#### Task to carry out
Find the lines with the string "soutien" and return them.

#### Items
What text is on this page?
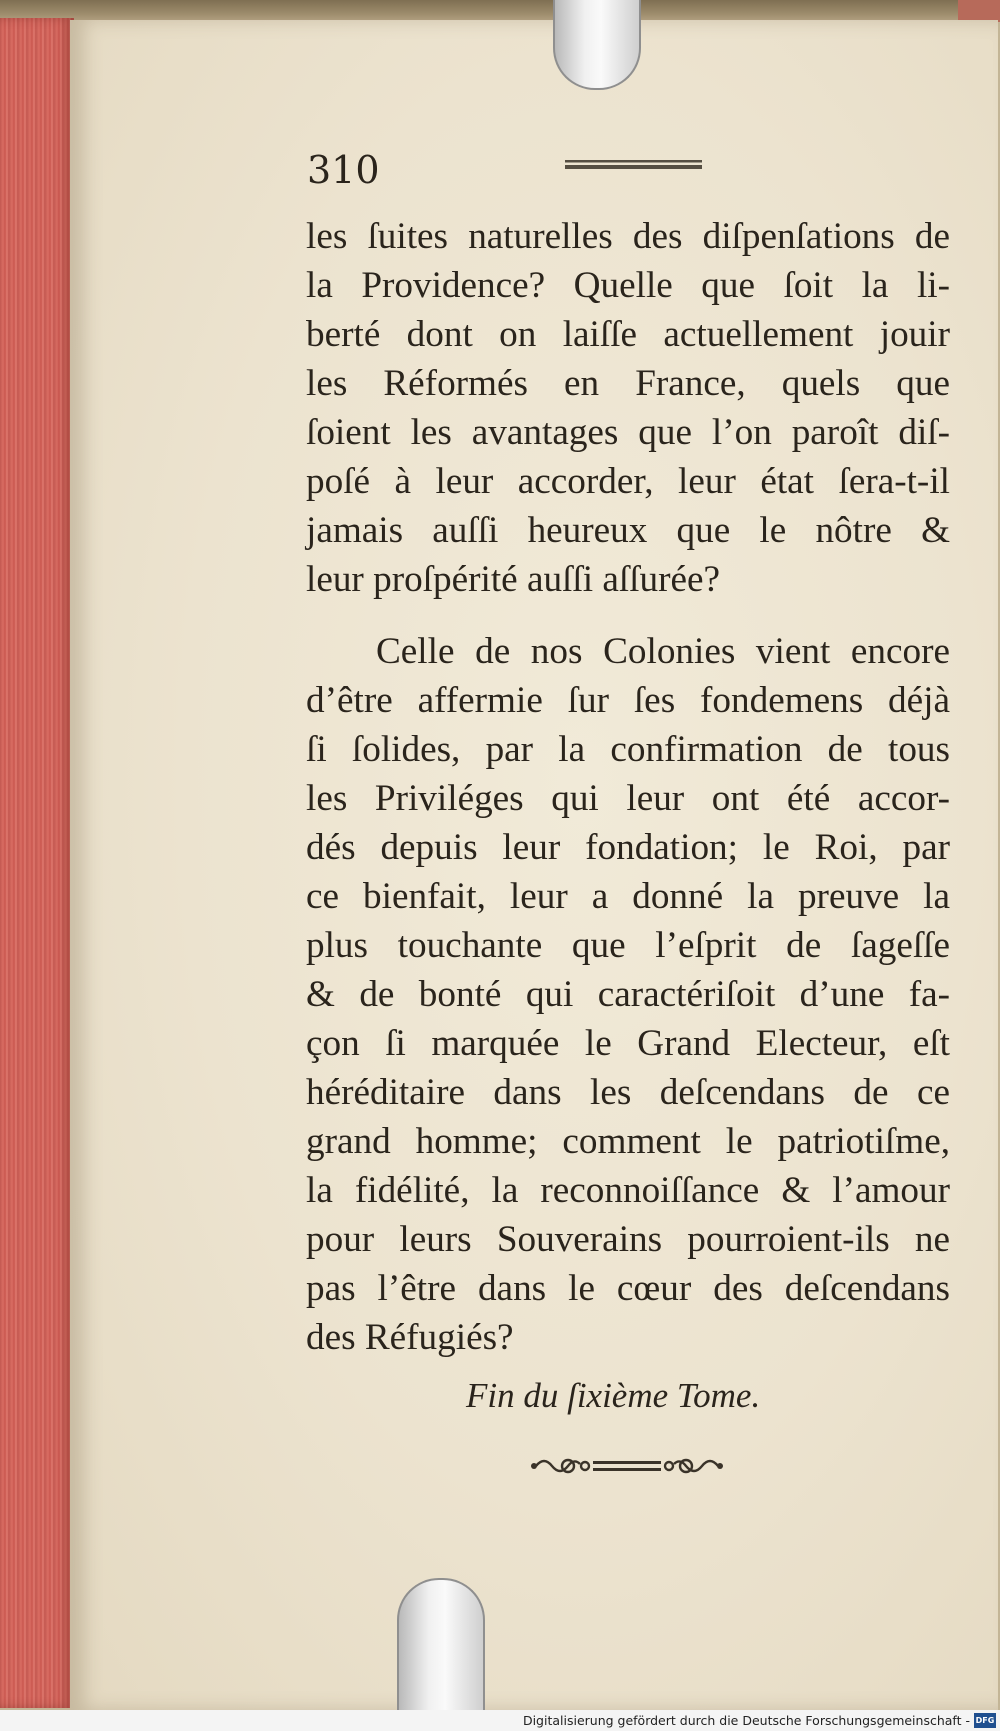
310

les ſuites naturelles des diſpenſations de
la Providence? Quelle que ſoit la li-
berté dont on laiſſe actuellement jouir
les Réformés en France, quels que
ſoient les avantages que l’on paroît diſ-
poſé à leur accorder, leur état ſera-t-il
jamais auſſi heureux que le nôtre &

leur proſpérité auſſi aſſurée?

Celle de nos Colonies vient encore
d’être affermie ſur ſes fondemens déjà
ſi ſolides, par la confirmation de tous
les Priviléges qui leur ont été accor-
dés depuis leur fondation; le Roi, par
ce bienfait, leur a donné la preuve la
plus touchante que l’eſprit de ſageſſe
& de bonté qui caractériſoit d’une fa-
çon ſi marquée le Grand Electeur, eſt
héréditaire dans les deſcendans de ce
grand homme; comment le patriotiſme,
la fidélité, la reconnoiſſance & l’amour
pour leurs Souverains pourroient-ils ne
pas l’être dans le cœur des deſcendans

des Réfugiés?

Fin du ſixième Tome.

Digitalisierung gefördert durch die Deutsche Forschungsgemeinschaft - DFG
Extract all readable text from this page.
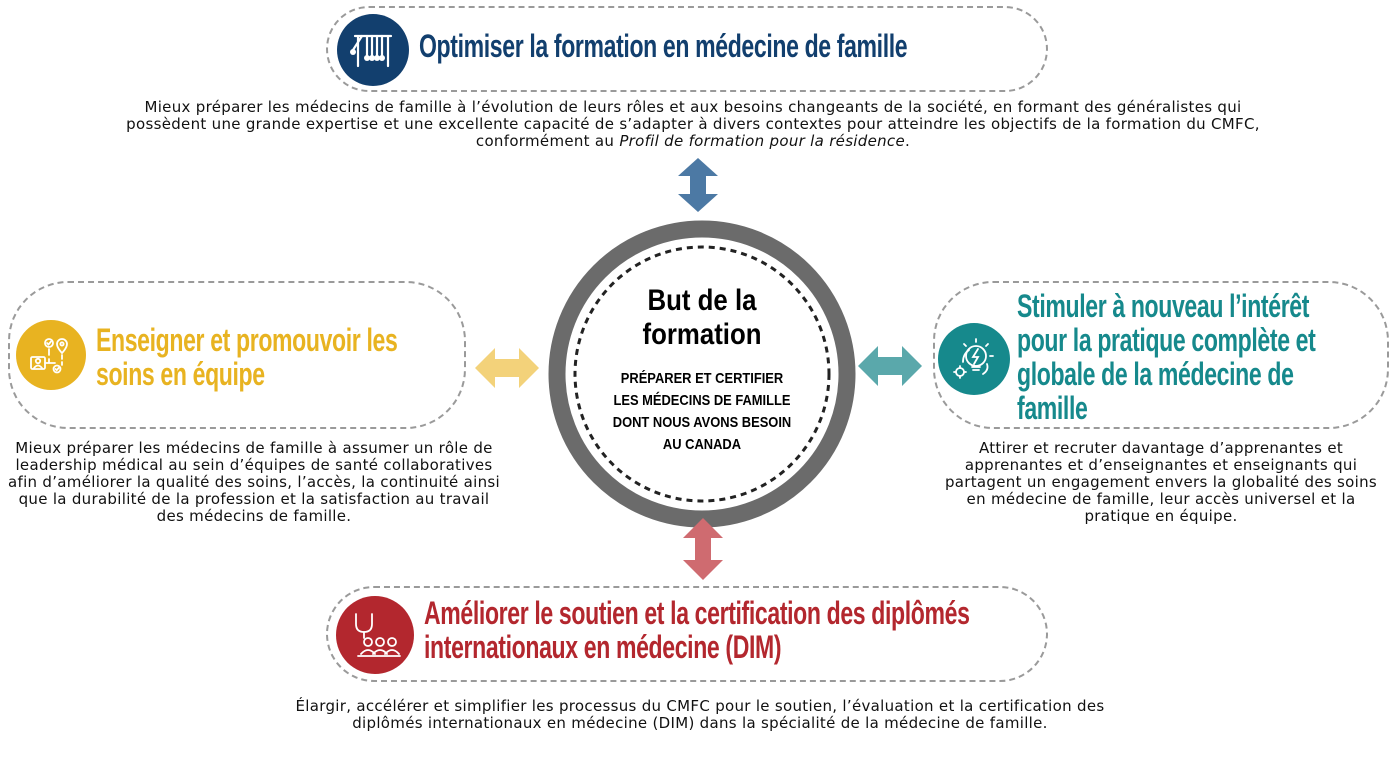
Optimiser la formation en médecine de famille
Mieux préparer les médecins de famille à l’évolution de leurs rôles et aux besoins changeants de la société, en formant des généralistes qui possèdent une grande expertise et une excellente capacité de s’adapter à divers contextes pour atteindre les objectifs de la formation du CMFC, conformément au Profil de formation pour la résidence.
But de la formation
PRÉPARER ET CERTIFIER LES MÉDECINS DE FAMILLE DONT NOUS AVONS BESOIN AU CANADA
Enseigner et promouvoir les soins en équipe
Mieux préparer les médecins de famille à assumer un rôle de leadership médical au sein d’équipes de santé collaboratives afin d’améliorer la qualité des soins, l’accès, la continuité ainsi que la durabilité de la profession et la satisfaction au travail des médecins de famille.
Stimuler à nouveau l’intérêt pour la pratique complète et globale de la médecine de famille
Attirer et recruter davantage d’apprenantes et apprenantes et d’enseignantes et enseignants qui partagent un engagement envers la globalité des soins en médecine de famille, leur accès universel et la pratique en équipe.
Améliorer le soutien et la certification des diplômés internationaux en médecine (DIM)
Élargir, accélérer et simplifier les processus du CMFC pour le soutien, l’évaluation et la certification des diplômés internationaux en médecine (DIM) dans la spécialité de la médecine de famille.
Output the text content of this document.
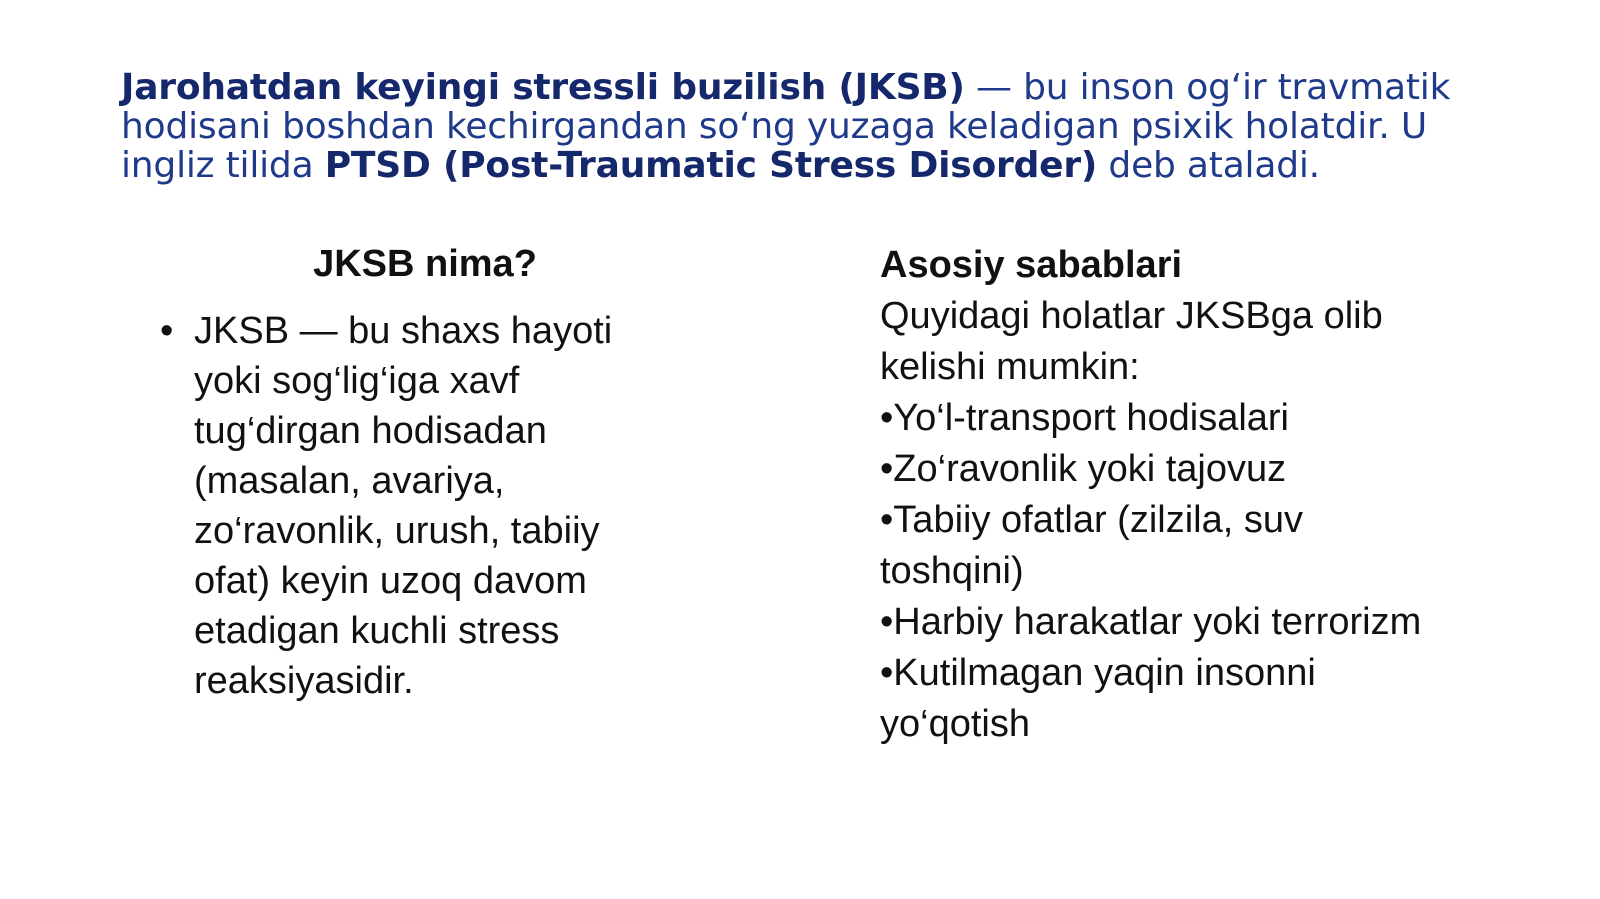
Jarohatdan keyingi stressli buzilish (JKSB) — bu inson og‘ir travmatik hodisani boshdan kechirgandan so‘ng yuzaga keladigan psixik holatdir. U ingliz tilida PTSD (Post-Traumatic Stress Disorder) deb ataladi.
JKSB nima?
• JKSB — bu shaxs hayoti yoki sog‘lig‘iga xavf tug‘dirgan hodisadan (masalan, avariya, zo‘ravonlik, urush, tabiiy ofat) keyin uzoq davom etadigan kuchli stress reaksiyasidir.
Asosiy sabablari

Quyidagi holatlar JKSBga olib kelishi mumkin:

•Yo‘l-transport hodisalari
•Zo‘ravonlik yoki tajovuz
•Tabiiy ofatlar (zilzila, suv toshqini)
•Harbiy harakatlar yoki terrorizm
•Kutilmagan yaqin insonni yo‘qotish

#### Final result
Améliorer le soutien et la certification des diplômés internationaux en médecine (DIM)
Élargir, accélérer et simplifier les processus du CMFC pour le soutien, l’évaluation et la certification des diplômés internationaux en médecine (DIM) dans la spécialité de la médecine de famille.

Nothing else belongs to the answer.